WHAT YOU ARE ASKED TO DO
From the listing below, pull out the lines that hold "data".

INFORMATION PROVIDED
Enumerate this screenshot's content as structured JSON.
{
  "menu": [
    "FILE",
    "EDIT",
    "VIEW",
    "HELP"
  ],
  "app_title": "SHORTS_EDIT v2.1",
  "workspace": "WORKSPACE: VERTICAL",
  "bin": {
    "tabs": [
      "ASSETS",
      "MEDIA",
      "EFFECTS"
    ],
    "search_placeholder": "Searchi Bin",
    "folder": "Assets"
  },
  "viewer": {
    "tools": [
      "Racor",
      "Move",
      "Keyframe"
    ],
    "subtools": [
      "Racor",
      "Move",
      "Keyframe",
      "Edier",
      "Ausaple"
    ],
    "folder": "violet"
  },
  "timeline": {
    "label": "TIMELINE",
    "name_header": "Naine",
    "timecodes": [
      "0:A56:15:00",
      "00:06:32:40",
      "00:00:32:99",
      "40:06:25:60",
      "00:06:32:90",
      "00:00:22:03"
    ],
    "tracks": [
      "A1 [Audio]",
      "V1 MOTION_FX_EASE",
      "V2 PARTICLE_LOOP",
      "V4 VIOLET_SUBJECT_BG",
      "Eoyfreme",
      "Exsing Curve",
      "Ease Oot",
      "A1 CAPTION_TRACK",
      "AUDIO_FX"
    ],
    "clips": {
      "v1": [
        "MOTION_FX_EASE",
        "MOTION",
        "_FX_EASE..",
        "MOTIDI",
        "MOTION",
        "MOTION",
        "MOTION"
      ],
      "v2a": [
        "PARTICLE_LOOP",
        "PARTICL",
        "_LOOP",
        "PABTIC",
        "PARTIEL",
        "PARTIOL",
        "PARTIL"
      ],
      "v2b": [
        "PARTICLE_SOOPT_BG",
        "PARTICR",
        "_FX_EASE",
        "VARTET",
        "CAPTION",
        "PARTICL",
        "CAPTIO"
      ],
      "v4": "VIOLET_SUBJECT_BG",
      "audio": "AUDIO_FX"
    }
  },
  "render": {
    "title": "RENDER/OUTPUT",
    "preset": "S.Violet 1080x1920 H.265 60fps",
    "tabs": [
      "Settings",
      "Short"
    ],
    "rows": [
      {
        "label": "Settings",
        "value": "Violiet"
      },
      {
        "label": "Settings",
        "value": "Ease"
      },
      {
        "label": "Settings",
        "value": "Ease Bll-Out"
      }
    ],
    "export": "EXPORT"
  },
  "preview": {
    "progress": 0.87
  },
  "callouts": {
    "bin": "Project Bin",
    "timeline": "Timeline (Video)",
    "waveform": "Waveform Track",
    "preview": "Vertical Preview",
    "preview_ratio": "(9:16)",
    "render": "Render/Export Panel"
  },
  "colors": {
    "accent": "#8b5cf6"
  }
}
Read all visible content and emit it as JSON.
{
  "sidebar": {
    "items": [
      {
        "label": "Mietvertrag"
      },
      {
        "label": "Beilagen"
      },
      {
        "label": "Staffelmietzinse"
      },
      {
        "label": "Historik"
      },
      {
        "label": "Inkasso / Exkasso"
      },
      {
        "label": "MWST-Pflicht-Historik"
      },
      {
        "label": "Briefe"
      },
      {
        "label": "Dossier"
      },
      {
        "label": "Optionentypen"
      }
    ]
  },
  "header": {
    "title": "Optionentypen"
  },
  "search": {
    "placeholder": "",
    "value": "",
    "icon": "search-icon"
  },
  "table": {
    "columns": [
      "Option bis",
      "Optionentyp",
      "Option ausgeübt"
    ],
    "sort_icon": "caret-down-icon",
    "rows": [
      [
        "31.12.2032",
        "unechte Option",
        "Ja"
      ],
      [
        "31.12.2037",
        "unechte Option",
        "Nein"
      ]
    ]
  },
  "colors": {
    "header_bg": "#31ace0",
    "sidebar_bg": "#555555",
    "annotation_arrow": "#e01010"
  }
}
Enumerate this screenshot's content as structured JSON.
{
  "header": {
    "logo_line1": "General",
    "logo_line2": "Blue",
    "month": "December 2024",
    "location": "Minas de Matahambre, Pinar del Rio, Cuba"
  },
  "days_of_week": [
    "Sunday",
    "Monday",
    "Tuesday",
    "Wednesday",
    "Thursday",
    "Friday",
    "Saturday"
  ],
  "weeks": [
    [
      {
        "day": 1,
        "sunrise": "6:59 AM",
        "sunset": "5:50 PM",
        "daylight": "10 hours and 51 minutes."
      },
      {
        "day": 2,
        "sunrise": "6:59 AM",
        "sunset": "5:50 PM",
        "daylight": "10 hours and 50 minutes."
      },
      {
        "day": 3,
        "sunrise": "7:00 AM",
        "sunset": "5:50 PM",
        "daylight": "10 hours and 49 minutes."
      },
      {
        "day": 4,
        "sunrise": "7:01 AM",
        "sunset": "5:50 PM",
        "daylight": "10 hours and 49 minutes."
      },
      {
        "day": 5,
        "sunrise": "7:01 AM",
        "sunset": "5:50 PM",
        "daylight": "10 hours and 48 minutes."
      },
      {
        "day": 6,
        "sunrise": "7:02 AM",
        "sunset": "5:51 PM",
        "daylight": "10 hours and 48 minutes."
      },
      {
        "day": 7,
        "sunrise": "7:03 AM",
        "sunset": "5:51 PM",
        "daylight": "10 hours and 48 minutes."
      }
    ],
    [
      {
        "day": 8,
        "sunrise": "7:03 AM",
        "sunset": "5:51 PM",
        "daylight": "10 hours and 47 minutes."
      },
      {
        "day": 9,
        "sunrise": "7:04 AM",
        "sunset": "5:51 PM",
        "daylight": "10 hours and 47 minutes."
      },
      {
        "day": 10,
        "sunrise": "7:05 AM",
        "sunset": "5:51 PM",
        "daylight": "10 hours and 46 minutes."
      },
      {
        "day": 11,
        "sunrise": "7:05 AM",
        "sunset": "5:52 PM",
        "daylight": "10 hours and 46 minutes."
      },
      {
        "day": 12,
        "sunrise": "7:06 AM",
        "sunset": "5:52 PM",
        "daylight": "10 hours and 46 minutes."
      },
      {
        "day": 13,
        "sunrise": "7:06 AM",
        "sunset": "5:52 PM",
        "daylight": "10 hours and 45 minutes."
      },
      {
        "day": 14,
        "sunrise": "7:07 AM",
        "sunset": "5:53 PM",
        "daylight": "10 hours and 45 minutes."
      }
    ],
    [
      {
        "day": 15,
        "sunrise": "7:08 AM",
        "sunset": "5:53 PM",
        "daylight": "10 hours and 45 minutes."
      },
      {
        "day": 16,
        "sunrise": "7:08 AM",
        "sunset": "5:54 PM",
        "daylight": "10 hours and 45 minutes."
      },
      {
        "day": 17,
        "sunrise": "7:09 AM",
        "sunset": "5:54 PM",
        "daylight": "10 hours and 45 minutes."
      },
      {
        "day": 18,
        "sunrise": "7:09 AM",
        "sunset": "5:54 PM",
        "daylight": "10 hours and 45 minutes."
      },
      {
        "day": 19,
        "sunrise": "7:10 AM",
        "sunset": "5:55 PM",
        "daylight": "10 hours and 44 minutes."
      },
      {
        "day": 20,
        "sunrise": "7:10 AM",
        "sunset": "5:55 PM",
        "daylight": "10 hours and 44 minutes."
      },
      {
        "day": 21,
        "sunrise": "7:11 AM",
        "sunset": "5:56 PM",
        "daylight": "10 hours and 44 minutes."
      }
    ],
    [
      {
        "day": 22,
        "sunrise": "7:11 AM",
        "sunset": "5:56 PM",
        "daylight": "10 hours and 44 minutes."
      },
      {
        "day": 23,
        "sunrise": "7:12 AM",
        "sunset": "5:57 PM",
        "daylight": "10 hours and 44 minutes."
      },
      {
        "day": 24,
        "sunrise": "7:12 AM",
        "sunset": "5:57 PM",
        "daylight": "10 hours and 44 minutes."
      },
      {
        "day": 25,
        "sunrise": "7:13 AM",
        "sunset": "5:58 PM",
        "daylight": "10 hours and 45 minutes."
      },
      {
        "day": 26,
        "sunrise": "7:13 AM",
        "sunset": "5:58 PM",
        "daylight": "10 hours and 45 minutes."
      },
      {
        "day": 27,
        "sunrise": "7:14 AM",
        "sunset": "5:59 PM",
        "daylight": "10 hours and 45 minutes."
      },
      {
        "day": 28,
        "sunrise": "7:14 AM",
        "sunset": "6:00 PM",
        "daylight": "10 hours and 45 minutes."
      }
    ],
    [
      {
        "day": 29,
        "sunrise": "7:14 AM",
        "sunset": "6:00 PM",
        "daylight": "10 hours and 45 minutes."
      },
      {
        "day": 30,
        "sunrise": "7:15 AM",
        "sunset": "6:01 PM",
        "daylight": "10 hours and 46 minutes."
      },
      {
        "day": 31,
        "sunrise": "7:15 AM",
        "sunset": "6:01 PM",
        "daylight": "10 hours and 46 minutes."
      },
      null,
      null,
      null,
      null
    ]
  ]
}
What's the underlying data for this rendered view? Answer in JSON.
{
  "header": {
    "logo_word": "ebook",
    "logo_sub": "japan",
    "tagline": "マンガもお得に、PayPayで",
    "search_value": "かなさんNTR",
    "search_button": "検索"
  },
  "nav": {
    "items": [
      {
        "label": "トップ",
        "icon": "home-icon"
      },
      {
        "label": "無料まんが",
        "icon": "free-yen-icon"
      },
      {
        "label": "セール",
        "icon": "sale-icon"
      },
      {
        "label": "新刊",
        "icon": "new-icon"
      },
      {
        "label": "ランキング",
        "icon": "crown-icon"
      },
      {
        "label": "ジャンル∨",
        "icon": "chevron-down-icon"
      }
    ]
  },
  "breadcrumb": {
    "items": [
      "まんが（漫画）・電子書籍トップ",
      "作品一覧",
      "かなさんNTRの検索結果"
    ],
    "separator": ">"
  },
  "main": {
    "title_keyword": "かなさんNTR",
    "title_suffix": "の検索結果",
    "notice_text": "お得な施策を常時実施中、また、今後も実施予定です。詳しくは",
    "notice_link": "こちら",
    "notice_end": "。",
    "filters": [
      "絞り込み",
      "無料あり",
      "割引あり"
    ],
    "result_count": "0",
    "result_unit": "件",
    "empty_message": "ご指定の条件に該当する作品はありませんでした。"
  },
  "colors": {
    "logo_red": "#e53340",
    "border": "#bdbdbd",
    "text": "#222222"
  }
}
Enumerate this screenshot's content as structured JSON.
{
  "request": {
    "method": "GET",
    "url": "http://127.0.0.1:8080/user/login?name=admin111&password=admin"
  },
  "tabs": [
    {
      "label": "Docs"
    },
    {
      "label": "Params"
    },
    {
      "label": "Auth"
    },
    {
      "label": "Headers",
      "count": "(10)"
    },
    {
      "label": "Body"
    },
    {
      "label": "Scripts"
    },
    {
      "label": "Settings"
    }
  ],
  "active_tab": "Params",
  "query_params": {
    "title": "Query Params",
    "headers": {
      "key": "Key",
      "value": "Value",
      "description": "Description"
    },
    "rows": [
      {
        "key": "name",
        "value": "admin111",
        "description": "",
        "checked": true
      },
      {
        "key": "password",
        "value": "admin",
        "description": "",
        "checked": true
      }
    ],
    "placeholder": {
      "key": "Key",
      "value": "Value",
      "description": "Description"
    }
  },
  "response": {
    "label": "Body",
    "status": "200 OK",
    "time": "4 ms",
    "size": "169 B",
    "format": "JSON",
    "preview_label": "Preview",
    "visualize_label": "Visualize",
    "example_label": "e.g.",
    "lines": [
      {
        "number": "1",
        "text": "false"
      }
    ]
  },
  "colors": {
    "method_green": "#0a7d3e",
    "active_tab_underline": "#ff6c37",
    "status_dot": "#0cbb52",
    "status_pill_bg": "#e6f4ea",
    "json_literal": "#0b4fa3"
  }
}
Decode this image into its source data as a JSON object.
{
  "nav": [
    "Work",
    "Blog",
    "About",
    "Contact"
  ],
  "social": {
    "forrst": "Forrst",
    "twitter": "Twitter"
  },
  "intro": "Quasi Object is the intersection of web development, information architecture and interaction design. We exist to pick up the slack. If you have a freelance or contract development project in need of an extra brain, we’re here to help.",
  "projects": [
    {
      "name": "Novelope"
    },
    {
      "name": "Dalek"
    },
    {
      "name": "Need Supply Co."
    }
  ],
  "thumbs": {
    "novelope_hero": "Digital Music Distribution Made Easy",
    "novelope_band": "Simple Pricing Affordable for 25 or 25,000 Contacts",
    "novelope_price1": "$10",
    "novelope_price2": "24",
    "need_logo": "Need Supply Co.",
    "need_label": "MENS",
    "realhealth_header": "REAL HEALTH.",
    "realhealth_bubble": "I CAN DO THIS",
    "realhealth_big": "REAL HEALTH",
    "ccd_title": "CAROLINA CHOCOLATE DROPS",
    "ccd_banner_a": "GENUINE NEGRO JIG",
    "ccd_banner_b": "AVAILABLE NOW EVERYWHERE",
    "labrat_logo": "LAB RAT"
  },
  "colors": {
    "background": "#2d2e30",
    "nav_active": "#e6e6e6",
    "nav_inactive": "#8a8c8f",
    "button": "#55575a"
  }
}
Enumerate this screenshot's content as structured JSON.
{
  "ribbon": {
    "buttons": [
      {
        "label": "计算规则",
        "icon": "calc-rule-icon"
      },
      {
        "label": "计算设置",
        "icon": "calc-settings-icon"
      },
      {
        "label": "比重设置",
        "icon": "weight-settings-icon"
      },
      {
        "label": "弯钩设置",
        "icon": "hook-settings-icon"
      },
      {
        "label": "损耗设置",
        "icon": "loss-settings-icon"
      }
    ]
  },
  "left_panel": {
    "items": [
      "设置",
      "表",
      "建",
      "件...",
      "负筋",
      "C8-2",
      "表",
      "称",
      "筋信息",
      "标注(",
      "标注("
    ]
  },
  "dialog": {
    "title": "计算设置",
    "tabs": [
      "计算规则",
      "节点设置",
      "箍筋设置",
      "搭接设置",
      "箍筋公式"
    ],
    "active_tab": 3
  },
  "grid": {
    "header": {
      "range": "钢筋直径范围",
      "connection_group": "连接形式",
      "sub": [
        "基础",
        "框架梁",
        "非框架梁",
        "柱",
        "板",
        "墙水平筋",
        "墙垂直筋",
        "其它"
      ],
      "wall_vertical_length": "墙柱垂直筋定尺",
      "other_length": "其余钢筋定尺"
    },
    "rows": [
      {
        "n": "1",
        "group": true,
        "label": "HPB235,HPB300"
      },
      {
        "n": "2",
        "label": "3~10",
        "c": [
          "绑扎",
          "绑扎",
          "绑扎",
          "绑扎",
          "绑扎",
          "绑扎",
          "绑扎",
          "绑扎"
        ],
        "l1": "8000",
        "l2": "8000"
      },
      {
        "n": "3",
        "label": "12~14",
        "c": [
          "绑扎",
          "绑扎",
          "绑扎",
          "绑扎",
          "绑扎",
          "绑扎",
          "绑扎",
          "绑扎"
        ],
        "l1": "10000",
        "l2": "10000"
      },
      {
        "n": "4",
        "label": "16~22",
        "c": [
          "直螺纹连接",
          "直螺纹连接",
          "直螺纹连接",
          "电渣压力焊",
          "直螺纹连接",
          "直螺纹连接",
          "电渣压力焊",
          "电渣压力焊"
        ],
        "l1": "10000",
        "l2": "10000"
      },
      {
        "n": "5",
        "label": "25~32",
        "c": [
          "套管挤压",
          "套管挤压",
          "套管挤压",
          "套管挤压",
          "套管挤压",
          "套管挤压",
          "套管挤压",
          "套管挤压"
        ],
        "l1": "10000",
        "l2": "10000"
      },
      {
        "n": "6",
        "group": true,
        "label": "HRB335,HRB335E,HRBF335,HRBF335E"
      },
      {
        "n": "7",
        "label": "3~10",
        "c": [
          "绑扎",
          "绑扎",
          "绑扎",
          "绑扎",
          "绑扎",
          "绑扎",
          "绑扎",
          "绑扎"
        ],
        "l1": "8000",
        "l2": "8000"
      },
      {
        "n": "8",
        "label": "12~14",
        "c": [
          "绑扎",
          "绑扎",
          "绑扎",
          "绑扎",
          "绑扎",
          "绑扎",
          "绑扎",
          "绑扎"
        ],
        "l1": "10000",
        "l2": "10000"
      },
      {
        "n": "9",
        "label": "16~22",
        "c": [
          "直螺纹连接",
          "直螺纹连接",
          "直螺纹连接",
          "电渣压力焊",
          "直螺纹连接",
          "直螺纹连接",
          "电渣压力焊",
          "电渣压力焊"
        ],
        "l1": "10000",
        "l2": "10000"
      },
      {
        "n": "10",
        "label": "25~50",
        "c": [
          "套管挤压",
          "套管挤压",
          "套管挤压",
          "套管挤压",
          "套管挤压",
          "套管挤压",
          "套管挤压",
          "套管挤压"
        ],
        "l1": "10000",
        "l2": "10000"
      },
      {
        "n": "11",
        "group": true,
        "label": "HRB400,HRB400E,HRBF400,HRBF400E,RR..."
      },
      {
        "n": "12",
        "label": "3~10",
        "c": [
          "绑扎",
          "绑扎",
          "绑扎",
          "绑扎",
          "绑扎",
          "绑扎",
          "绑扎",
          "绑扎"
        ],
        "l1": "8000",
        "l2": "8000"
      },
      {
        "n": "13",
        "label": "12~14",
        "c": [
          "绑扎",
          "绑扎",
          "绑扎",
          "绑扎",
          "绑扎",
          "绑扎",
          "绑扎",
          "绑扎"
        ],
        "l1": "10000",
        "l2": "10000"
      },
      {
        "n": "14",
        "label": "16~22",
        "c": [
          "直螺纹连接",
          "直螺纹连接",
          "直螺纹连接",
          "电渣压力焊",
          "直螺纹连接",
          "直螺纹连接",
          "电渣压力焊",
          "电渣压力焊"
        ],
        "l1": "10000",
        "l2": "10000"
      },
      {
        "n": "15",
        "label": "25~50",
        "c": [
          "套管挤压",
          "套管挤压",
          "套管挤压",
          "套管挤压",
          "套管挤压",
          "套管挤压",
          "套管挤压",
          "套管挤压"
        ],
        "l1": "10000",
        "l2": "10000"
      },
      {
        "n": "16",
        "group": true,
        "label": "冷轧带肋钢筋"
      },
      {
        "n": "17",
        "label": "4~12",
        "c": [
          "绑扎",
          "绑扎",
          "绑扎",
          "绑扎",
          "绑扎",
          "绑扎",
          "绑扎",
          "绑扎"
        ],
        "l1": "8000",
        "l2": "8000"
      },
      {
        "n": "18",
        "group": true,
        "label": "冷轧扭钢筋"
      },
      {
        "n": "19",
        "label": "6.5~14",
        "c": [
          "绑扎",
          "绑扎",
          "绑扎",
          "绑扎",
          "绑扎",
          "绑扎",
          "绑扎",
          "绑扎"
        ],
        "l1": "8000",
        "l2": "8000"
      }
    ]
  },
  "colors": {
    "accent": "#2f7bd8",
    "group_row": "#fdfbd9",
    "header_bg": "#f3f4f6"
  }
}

RESPONSE TO THIS EXERCISE
What's the underlying data for this rendered view? Answer in JSON.
Decode this image into its source data as a JSON object.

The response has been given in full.